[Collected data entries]
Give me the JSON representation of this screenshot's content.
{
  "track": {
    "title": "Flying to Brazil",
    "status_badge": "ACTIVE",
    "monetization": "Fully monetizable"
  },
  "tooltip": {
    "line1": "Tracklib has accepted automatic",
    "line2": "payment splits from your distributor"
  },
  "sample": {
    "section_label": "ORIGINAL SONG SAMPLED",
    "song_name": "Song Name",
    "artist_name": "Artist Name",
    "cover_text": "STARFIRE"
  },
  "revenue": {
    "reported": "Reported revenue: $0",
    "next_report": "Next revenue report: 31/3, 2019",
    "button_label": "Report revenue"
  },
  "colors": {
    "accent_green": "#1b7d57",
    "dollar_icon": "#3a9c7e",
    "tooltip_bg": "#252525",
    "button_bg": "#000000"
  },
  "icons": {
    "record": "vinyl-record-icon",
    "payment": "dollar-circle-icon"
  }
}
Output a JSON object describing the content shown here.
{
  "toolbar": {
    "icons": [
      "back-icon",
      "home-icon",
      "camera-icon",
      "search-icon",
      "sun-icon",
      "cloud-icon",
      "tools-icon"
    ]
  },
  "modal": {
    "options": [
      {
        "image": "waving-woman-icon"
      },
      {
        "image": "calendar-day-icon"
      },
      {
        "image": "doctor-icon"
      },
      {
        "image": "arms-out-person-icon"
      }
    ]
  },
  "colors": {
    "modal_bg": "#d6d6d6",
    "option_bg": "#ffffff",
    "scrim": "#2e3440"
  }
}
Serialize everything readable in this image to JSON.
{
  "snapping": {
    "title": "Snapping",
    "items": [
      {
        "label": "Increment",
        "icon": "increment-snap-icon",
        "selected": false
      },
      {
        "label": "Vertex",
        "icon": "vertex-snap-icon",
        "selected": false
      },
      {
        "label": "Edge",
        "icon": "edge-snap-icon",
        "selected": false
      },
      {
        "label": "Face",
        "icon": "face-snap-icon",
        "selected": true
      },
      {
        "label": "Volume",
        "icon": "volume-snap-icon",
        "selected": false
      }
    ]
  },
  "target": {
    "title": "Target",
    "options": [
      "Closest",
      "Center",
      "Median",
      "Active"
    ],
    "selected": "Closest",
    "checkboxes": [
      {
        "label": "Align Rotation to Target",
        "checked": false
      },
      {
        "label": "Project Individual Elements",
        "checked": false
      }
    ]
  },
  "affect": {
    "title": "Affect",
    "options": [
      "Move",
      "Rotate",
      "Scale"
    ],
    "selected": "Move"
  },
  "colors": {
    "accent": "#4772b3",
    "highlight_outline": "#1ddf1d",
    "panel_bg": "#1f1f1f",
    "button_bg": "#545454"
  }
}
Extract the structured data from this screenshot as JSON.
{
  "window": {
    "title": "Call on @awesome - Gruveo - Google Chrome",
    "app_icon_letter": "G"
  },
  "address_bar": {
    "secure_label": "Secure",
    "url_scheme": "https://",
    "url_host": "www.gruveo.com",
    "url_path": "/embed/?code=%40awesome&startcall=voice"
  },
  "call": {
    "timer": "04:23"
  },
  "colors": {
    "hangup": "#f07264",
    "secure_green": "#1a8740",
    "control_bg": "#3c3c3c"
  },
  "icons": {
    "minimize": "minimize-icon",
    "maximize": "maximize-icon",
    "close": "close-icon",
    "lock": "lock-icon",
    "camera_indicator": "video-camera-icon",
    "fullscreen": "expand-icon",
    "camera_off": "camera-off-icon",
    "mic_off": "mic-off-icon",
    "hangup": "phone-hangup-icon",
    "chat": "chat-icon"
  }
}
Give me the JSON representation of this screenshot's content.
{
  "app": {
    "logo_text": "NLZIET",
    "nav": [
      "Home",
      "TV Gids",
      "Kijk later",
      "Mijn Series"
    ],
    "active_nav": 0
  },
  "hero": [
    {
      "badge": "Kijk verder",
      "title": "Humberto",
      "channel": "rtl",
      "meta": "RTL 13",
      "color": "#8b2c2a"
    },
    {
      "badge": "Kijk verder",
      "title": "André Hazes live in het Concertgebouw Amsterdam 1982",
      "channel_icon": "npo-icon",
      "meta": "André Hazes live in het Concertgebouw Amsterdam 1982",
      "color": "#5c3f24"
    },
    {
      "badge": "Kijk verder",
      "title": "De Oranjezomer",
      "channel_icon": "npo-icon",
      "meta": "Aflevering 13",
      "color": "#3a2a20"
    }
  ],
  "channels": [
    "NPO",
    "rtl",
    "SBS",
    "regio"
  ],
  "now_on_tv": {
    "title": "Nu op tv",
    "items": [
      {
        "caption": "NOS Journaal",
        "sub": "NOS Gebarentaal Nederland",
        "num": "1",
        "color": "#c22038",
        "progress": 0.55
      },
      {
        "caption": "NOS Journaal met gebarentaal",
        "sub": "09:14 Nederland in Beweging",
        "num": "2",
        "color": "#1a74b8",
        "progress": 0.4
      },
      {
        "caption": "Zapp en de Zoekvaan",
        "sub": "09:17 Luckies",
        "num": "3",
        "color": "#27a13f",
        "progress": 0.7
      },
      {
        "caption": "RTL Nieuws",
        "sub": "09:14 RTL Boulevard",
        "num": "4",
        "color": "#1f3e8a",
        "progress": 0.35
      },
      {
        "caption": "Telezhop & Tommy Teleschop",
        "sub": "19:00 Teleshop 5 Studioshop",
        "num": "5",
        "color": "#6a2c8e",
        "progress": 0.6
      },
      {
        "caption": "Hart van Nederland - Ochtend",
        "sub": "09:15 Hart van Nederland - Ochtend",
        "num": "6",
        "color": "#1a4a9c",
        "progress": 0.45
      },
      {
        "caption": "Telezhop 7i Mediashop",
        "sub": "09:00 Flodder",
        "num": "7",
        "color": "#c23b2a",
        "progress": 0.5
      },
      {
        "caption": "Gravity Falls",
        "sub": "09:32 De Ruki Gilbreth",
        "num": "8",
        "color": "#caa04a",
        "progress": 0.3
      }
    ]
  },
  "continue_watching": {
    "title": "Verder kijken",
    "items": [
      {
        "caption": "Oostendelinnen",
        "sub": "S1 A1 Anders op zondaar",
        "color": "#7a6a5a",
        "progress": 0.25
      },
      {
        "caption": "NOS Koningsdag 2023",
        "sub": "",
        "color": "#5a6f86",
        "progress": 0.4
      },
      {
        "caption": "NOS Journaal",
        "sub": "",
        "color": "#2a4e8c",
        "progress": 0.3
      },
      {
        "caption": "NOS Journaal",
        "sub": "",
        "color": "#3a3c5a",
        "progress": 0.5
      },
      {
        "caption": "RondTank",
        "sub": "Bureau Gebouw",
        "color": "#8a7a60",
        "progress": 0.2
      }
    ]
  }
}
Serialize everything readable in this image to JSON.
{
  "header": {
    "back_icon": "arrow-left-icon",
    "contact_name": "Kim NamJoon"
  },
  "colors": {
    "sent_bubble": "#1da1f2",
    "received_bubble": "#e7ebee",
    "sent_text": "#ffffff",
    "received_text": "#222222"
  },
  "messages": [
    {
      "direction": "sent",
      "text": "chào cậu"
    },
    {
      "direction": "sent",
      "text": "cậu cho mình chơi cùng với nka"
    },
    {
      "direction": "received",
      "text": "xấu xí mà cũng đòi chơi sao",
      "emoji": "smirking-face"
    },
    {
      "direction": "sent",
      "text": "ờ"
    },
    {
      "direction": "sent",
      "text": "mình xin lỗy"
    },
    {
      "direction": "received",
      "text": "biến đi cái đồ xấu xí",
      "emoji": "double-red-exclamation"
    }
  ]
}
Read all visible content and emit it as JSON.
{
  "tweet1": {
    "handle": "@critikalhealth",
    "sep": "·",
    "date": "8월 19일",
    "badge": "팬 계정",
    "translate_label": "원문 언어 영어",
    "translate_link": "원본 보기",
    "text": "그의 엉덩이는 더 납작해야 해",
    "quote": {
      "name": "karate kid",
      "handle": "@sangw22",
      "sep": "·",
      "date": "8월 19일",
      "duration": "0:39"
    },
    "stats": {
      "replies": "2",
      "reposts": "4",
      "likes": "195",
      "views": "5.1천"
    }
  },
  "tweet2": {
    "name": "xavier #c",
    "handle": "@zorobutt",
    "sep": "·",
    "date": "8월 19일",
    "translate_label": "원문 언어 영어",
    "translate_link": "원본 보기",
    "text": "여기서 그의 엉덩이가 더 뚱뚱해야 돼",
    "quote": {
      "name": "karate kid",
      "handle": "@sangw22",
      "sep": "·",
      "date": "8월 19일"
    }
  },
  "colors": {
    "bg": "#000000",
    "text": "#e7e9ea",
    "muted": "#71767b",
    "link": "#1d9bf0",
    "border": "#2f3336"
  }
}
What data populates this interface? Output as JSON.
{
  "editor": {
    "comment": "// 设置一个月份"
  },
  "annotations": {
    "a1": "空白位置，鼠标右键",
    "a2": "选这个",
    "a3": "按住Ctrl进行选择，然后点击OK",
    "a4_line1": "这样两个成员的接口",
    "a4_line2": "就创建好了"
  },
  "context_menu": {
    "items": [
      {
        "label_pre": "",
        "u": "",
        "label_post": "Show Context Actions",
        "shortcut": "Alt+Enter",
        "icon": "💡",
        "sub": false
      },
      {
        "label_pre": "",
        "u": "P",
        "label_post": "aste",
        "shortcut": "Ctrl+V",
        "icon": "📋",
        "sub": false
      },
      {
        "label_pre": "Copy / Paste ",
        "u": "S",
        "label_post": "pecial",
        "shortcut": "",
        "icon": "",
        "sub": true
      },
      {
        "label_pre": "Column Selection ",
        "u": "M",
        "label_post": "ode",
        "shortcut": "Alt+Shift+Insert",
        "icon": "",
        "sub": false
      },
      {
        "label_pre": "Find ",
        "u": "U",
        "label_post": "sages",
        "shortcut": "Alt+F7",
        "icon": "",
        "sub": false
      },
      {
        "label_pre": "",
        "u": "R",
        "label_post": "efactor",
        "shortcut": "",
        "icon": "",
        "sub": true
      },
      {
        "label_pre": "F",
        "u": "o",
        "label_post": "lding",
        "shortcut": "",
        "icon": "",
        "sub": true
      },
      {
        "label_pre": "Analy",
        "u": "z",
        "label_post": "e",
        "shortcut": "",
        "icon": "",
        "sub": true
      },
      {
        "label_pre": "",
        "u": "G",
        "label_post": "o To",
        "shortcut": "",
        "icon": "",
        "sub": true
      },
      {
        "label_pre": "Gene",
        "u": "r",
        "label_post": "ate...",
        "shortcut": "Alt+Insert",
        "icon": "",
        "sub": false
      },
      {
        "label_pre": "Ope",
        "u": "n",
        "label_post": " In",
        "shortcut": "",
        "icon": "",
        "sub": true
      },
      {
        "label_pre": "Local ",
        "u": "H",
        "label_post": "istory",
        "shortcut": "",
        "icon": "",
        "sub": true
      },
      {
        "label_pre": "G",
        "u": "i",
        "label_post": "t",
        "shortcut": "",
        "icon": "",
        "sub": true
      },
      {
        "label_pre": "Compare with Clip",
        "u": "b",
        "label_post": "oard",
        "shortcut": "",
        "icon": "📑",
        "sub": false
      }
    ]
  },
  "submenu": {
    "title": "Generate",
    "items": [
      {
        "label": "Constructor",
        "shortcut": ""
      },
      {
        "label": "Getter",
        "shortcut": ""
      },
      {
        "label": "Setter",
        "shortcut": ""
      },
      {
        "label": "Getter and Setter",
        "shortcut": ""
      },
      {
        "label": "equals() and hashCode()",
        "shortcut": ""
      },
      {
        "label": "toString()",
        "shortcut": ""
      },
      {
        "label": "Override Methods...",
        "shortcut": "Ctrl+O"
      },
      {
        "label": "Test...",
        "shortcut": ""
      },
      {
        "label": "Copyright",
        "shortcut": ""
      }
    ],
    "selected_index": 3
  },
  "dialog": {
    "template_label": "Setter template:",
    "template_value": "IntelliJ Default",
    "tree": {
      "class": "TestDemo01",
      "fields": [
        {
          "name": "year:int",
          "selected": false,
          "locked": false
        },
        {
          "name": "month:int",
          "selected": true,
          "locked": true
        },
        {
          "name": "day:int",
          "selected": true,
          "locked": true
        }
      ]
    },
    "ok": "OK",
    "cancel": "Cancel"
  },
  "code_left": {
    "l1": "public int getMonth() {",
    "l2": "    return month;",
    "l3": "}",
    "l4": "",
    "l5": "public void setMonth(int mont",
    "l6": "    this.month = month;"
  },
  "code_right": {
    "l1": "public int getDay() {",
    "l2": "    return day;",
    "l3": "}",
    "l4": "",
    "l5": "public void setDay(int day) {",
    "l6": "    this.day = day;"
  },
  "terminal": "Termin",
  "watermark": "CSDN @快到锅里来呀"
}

_Set exercise_
Of the lines in the records, determine how many contain the word "revenue", and report that number alone.

_Reply to the task_
4